# Short problem
Pull out every line below that contains the string "modulus". Case counts, so match capital and lowercase letters exactly.

──────── Data records ────────

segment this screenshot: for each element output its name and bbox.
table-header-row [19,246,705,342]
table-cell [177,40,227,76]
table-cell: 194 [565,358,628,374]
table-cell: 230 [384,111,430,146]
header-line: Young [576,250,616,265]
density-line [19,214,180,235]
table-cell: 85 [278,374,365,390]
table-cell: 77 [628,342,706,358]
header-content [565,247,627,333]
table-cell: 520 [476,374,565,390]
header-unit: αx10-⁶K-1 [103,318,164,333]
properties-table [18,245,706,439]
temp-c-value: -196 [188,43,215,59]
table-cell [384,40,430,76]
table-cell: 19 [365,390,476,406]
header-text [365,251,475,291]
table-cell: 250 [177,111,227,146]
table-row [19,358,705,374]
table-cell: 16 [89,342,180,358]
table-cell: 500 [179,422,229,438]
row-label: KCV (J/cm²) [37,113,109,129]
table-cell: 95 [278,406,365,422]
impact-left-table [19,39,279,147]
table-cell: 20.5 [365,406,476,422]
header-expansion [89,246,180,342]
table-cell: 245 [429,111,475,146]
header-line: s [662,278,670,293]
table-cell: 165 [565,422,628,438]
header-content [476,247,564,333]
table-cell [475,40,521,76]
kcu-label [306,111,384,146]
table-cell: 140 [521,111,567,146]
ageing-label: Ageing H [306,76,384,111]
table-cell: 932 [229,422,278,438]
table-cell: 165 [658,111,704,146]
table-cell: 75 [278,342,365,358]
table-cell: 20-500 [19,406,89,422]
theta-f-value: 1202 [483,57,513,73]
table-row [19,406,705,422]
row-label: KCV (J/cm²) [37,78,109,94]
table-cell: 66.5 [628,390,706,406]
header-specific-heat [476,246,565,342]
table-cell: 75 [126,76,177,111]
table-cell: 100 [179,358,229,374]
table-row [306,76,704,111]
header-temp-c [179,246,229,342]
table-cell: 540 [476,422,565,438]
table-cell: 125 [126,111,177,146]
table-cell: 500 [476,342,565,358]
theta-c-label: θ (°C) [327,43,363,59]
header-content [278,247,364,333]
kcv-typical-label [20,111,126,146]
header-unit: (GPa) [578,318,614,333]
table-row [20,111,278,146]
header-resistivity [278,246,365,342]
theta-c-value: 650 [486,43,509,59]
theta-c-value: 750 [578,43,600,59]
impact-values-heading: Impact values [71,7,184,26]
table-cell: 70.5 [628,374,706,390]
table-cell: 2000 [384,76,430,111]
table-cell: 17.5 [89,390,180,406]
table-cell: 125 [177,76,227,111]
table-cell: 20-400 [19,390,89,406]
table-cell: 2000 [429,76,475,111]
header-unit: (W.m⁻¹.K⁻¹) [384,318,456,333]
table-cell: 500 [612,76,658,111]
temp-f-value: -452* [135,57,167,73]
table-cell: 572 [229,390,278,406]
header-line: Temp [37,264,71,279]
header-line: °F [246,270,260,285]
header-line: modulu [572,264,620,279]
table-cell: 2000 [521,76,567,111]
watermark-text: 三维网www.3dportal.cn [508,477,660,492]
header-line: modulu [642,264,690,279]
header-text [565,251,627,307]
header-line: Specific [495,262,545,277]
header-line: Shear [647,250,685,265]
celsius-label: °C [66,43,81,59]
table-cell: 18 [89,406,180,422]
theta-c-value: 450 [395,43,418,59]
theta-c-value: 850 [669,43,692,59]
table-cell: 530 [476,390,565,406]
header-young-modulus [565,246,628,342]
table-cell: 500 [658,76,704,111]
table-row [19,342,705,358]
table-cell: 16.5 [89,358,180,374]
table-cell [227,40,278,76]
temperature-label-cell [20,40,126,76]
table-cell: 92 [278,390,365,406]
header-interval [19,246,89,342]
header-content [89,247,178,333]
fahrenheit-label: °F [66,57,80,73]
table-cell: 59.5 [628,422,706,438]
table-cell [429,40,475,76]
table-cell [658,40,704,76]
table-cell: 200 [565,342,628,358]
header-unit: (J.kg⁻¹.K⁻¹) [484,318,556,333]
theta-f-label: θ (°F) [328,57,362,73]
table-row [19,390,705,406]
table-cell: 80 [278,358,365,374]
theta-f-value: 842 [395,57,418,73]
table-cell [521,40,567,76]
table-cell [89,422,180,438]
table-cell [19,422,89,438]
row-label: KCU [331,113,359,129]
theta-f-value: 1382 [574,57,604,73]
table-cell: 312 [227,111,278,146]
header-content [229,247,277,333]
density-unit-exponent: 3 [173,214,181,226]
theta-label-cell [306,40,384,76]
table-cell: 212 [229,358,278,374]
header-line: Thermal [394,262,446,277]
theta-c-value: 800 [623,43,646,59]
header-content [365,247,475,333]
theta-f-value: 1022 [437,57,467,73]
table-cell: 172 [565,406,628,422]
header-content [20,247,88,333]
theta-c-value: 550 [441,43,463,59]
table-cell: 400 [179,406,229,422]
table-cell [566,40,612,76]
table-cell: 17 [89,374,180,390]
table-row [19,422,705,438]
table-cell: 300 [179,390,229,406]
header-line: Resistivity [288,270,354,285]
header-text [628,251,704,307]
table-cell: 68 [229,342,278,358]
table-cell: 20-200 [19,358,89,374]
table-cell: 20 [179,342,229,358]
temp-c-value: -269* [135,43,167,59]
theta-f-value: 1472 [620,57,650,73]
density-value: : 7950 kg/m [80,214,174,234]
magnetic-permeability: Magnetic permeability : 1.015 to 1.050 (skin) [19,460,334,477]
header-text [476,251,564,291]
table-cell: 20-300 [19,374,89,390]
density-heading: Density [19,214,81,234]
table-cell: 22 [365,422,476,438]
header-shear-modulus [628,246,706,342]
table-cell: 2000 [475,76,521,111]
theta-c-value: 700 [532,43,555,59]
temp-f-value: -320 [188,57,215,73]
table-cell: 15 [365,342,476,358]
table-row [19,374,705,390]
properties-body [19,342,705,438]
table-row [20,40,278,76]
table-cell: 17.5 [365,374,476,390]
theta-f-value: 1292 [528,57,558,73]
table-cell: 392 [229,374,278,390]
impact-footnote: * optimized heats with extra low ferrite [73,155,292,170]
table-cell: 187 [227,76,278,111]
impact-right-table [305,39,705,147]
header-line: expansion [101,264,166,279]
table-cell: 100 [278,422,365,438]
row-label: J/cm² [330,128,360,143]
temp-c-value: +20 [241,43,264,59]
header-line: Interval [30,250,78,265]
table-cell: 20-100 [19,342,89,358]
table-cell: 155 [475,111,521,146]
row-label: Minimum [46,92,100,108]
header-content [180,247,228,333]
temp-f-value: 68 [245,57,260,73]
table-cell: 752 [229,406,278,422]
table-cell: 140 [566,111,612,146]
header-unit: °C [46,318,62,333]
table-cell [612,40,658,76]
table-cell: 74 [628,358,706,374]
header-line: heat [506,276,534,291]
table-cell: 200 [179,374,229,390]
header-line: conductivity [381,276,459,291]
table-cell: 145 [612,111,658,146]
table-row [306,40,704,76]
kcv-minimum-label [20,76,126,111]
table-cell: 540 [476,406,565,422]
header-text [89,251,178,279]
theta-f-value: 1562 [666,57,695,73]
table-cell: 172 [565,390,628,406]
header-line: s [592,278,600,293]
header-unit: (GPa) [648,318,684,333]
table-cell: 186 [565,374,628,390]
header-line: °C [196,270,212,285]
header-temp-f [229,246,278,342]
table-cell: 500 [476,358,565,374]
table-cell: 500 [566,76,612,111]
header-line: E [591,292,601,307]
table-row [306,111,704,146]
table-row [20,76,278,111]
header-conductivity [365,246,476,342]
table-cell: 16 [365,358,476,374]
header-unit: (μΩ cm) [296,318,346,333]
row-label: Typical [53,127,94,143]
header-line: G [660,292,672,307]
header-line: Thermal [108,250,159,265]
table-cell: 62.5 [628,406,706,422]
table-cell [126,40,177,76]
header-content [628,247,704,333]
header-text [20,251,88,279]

────────

# Response below
header-young-modulus [565,246,628,342]
header-shear-modulus [628,246,706,342]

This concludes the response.